INPUT ROWS >>
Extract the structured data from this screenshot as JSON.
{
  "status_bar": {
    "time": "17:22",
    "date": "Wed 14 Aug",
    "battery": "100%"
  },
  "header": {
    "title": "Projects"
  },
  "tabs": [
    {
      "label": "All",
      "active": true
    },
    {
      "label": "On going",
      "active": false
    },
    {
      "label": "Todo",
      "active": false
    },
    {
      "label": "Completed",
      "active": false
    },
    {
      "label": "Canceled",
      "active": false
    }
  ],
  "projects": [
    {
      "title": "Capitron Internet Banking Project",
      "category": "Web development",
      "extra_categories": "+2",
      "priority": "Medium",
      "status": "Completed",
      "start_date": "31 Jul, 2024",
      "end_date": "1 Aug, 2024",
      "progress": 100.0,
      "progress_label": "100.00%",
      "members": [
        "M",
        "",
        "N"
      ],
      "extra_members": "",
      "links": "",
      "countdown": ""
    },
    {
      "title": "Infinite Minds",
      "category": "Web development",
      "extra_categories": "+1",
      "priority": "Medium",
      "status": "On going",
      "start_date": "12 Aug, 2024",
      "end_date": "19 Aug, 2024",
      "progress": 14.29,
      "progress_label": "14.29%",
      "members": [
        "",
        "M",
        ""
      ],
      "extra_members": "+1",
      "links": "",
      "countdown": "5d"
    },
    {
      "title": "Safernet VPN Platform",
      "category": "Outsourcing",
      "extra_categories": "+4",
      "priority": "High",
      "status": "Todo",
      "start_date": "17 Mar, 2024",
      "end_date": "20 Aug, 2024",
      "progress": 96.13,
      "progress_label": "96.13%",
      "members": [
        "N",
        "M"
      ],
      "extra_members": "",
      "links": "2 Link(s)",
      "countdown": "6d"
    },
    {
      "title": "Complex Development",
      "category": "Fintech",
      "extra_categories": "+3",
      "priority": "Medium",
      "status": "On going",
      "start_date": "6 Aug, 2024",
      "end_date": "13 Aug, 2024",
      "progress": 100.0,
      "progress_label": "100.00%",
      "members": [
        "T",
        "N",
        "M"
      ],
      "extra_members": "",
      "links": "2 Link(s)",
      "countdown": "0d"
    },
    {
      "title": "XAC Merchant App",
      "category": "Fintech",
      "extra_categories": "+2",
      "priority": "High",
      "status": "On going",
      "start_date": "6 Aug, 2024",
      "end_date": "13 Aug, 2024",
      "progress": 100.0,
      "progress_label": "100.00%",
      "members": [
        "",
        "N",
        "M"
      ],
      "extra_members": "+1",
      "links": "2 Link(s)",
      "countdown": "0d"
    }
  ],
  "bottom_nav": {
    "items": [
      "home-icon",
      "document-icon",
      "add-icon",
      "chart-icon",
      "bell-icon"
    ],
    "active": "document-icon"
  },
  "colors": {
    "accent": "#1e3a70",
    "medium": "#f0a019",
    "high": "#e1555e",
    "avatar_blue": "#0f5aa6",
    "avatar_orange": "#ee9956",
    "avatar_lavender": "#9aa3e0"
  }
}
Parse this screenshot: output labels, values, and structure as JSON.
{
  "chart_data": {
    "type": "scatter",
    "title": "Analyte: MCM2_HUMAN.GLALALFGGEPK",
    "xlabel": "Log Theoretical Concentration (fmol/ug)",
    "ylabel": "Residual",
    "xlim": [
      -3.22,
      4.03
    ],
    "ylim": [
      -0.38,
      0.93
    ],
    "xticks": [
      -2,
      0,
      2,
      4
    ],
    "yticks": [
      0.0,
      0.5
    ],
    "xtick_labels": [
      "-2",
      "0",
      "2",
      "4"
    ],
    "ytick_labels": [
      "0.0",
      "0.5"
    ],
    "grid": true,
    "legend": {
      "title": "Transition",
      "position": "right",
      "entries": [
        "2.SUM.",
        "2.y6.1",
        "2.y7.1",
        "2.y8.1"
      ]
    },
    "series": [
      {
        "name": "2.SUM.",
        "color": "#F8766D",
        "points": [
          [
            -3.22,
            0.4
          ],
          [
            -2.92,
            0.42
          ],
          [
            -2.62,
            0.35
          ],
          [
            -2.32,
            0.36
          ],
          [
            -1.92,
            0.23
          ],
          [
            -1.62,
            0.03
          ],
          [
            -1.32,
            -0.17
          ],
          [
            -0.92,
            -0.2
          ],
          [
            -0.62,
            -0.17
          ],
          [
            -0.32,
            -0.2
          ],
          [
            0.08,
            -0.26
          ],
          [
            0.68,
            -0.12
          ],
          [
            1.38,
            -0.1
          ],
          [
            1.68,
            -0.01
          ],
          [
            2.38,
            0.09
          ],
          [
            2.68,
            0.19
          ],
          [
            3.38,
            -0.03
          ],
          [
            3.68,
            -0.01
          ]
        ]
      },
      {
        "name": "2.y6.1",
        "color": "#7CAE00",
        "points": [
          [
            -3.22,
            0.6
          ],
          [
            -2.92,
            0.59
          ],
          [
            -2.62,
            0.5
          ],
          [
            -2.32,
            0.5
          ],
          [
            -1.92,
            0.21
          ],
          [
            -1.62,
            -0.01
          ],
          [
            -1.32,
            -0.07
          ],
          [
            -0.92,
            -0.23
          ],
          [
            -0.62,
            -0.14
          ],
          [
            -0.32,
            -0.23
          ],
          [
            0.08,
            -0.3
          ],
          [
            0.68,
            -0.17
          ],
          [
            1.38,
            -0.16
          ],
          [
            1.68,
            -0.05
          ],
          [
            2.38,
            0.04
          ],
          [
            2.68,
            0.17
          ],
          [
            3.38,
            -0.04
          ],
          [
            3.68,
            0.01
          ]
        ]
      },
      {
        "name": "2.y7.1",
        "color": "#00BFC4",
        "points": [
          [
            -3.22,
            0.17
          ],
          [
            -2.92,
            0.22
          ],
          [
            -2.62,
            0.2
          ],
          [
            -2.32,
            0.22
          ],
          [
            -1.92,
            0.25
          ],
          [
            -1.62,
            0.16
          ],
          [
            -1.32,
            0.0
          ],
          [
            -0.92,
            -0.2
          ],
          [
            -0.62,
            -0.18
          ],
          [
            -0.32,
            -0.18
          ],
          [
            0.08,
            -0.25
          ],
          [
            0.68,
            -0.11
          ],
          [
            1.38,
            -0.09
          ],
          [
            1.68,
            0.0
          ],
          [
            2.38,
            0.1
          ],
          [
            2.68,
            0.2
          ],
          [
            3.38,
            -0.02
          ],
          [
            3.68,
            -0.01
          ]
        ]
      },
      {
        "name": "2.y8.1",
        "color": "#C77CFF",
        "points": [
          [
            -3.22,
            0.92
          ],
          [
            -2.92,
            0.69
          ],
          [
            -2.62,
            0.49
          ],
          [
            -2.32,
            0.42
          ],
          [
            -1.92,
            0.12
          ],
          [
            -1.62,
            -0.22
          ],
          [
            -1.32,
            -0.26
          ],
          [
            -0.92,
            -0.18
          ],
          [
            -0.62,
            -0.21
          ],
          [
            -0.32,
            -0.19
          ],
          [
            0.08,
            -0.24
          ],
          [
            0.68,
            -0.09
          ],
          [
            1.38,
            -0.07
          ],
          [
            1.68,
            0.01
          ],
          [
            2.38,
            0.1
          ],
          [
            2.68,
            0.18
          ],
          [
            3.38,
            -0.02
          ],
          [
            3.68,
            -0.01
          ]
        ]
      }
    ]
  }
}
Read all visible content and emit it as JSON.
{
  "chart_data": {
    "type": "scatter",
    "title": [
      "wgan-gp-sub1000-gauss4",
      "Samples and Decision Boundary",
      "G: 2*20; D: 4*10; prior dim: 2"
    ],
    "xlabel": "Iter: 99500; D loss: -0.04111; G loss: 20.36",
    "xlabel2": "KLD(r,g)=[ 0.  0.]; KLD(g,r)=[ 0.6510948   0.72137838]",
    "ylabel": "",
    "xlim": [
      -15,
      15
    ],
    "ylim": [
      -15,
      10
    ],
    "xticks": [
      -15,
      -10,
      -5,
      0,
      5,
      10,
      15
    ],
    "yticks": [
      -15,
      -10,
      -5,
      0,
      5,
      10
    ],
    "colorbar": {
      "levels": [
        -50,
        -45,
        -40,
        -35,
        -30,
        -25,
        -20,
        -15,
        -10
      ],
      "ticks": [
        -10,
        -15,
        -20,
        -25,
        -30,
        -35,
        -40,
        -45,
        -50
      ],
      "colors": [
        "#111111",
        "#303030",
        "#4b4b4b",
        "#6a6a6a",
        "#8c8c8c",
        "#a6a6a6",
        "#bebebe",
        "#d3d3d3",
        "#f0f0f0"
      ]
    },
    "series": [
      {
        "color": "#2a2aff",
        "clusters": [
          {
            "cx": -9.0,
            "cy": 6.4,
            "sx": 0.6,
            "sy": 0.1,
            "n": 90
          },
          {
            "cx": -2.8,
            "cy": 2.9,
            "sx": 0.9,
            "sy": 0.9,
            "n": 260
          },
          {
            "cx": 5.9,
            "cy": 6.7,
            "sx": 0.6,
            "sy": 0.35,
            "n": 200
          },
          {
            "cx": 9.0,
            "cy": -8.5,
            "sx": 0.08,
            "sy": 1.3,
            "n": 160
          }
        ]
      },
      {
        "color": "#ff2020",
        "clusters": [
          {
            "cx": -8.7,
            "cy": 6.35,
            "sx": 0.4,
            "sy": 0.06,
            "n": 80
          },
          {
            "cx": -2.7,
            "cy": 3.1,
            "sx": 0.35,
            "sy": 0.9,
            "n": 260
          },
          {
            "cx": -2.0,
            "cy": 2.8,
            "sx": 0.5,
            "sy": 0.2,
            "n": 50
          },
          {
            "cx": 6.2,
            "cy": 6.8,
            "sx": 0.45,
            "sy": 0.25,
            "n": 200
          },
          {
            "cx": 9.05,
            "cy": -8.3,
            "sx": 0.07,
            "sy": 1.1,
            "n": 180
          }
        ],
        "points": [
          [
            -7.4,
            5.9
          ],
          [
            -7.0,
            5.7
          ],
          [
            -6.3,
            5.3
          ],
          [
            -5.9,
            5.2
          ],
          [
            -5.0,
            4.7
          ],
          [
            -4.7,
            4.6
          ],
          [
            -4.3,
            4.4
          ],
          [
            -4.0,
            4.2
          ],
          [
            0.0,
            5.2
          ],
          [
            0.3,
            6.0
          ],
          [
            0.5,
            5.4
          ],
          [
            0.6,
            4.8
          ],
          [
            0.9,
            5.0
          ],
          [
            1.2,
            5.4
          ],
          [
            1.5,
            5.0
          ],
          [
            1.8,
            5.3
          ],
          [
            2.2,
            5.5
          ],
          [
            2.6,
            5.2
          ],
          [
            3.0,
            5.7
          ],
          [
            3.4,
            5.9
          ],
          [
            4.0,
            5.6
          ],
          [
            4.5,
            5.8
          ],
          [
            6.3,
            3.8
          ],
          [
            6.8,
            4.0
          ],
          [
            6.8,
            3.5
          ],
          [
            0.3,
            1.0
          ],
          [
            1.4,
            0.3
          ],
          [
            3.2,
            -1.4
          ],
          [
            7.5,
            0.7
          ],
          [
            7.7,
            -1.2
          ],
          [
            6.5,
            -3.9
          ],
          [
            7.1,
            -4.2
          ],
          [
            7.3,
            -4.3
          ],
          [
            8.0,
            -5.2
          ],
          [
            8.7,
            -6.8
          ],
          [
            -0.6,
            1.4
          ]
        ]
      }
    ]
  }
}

GIVEN INSTRUCTION >> Using the material above, copy every line in which the string "name" occurs.

COMPLETED TASK >>
        "name": "2.SUM.",
        "name": "2.y6.1",
        "name": "2.y7.1",
        "name": "2.y8.1",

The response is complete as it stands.